What the task requires: Pull out the lines in the items below, starting with the line that contains "subval (919, 596, 999, 627)" and stopping after the line that contains "line-desc: Less: cost". Reproduce each line character for character.

Stored rows:
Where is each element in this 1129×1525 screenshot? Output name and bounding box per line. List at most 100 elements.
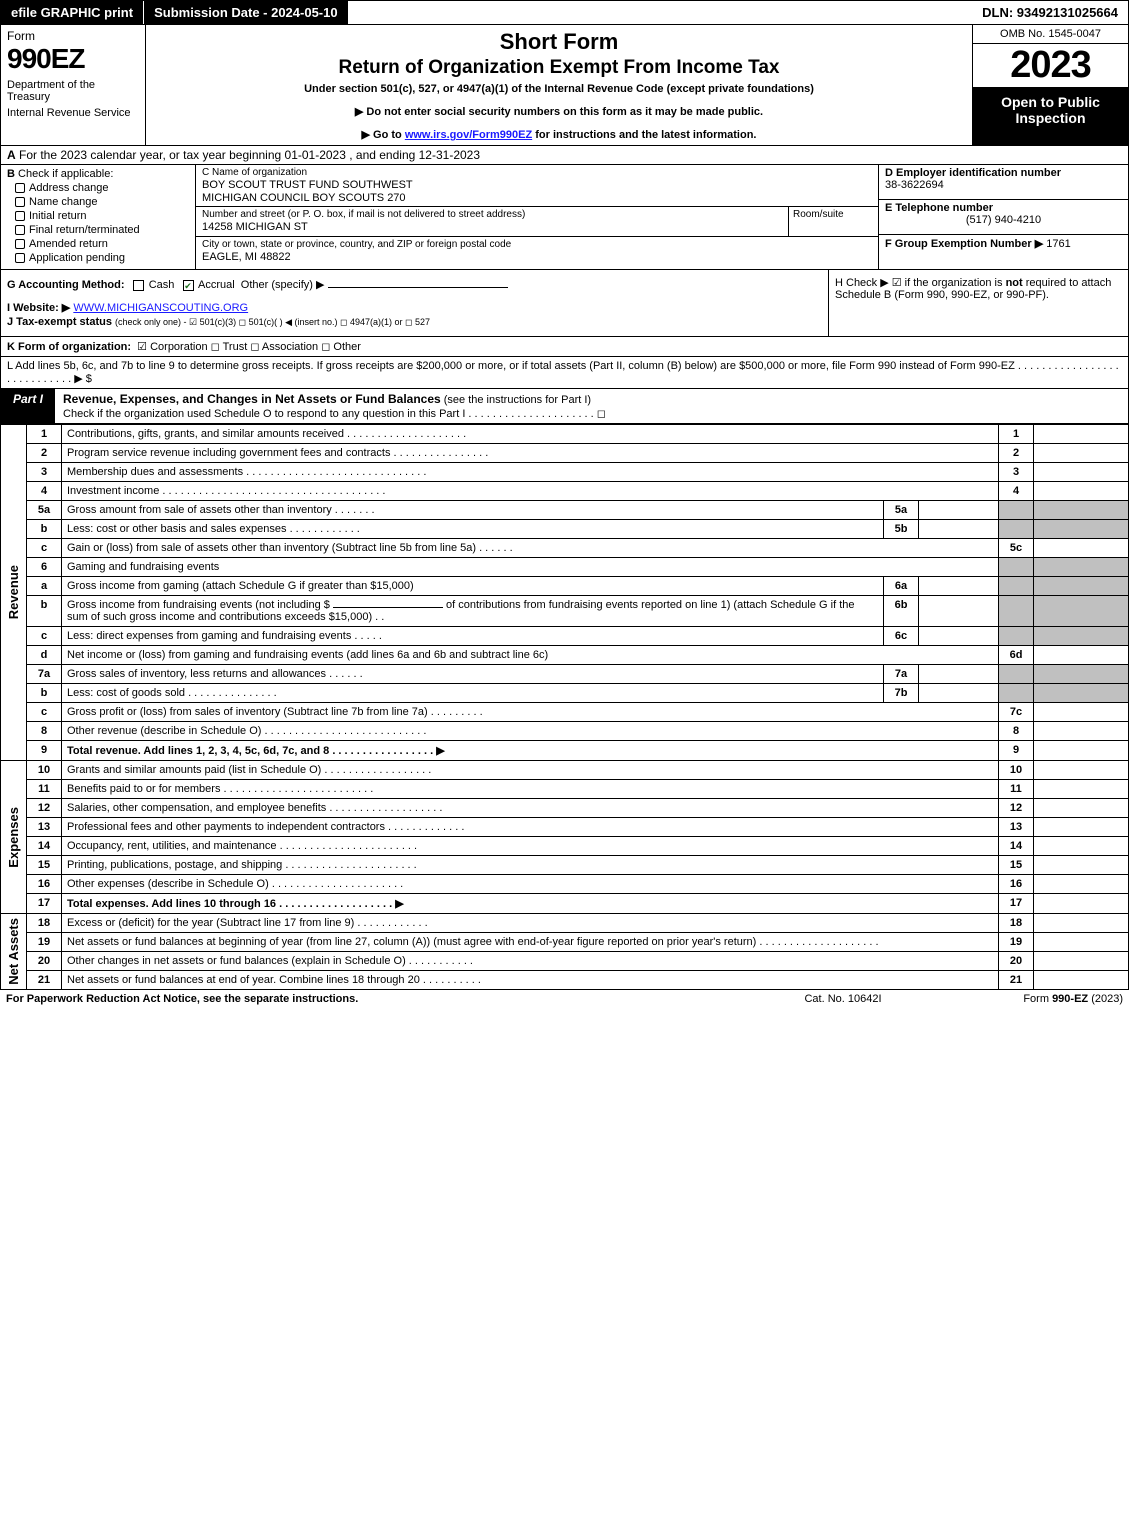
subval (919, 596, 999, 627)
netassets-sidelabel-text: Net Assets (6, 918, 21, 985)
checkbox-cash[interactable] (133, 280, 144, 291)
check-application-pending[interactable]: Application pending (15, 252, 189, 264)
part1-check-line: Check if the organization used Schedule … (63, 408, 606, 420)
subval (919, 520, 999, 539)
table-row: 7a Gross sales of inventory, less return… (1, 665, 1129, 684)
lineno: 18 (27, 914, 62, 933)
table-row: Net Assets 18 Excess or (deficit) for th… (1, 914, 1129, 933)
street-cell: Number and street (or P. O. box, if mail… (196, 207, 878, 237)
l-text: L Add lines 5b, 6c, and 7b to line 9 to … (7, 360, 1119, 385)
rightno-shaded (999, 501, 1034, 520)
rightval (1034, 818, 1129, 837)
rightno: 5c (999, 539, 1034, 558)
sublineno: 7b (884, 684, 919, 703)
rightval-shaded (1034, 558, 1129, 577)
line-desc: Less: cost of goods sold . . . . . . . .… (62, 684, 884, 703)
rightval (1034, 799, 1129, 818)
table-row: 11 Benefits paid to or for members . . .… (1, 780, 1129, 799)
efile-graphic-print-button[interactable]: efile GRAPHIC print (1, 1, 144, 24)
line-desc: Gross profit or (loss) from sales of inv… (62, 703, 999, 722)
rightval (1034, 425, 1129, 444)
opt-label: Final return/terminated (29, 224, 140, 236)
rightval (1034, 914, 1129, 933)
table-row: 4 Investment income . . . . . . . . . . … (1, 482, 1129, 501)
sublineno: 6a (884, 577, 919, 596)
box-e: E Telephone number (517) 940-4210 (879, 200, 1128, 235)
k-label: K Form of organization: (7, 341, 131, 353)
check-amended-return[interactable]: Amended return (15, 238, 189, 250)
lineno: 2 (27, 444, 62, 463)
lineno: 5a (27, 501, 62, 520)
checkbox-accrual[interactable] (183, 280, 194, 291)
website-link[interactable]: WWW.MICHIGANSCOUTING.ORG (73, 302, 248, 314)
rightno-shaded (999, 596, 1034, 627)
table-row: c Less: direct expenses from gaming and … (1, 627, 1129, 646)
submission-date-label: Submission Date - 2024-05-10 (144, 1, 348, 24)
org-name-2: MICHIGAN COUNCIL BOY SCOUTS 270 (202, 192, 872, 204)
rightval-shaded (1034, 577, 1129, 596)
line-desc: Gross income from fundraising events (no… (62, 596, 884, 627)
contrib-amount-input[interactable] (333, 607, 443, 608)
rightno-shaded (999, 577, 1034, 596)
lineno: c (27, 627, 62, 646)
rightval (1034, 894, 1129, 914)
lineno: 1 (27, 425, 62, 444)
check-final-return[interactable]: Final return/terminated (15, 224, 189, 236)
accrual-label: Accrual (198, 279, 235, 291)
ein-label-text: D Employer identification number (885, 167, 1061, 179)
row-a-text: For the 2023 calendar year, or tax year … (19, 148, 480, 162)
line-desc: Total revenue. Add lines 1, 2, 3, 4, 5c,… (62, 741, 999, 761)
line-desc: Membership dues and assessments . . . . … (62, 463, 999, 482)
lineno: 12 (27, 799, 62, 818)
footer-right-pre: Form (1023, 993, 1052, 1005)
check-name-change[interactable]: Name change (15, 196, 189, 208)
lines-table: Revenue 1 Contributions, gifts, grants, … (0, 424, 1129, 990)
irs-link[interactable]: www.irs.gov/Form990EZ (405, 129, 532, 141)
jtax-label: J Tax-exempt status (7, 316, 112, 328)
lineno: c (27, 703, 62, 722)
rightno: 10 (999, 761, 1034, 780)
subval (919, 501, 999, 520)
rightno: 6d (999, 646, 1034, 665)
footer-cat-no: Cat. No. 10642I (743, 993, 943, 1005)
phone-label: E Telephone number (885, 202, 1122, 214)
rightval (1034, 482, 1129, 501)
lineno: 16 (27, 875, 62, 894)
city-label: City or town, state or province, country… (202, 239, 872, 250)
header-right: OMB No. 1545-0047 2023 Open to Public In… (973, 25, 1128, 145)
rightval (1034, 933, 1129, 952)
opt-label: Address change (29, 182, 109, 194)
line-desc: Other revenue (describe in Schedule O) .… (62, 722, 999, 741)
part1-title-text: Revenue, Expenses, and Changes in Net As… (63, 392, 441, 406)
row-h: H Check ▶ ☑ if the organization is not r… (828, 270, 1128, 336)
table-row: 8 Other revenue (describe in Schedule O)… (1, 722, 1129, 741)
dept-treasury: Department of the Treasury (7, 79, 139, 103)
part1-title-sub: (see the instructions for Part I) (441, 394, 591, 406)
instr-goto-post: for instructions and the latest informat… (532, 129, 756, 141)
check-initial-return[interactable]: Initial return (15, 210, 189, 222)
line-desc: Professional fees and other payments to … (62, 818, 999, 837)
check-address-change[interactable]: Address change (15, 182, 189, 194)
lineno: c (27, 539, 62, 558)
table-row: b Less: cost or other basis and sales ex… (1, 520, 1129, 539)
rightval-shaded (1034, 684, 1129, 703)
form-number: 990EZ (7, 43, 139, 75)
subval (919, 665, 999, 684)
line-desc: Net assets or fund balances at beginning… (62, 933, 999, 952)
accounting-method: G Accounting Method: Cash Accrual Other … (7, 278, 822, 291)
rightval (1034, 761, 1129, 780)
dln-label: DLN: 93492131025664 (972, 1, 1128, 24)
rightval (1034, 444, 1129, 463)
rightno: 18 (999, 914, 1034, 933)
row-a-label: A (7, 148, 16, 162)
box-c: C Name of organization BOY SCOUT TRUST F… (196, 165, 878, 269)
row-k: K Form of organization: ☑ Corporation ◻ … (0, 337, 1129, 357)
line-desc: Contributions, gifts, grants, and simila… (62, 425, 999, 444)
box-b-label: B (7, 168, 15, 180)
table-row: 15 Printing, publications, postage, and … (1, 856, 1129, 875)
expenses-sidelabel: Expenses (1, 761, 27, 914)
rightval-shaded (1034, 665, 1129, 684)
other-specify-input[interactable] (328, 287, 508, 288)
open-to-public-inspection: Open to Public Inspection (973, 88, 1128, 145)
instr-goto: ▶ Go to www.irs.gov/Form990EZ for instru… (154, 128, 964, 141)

Completed exercise:
subval (919, 596, 999, 627)
netassets-sidelabel-text: Net Assets (6, 918, 21, 985)
checkbox-cash[interactable] (133, 280, 144, 291)
check-application-pending[interactable]: Application pending (15, 252, 189, 264)
part1-check-line: Check if the organization used Schedule … (63, 408, 606, 420)
subval (919, 520, 999, 539)
table-row: 7a Gross sales of inventory, less return… (1, 665, 1129, 684)
lineno: 18 (27, 914, 62, 933)
table-row: Net Assets 18 Excess or (deficit) for th… (1, 914, 1129, 933)
street-cell: Number and street (or P. O. box, if mail… (196, 207, 878, 237)
l-text: L Add lines 5b, 6c, and 7b to line 9 to … (7, 360, 1119, 385)
rightno-shaded (999, 501, 1034, 520)
rightval (1034, 818, 1129, 837)
rightno: 5c (999, 539, 1034, 558)
sublineno: 7b (884, 684, 919, 703)
rightval-shaded (1034, 558, 1129, 577)
line-desc: Less: cost of goods sold . . . . . . . .… (62, 684, 884, 703)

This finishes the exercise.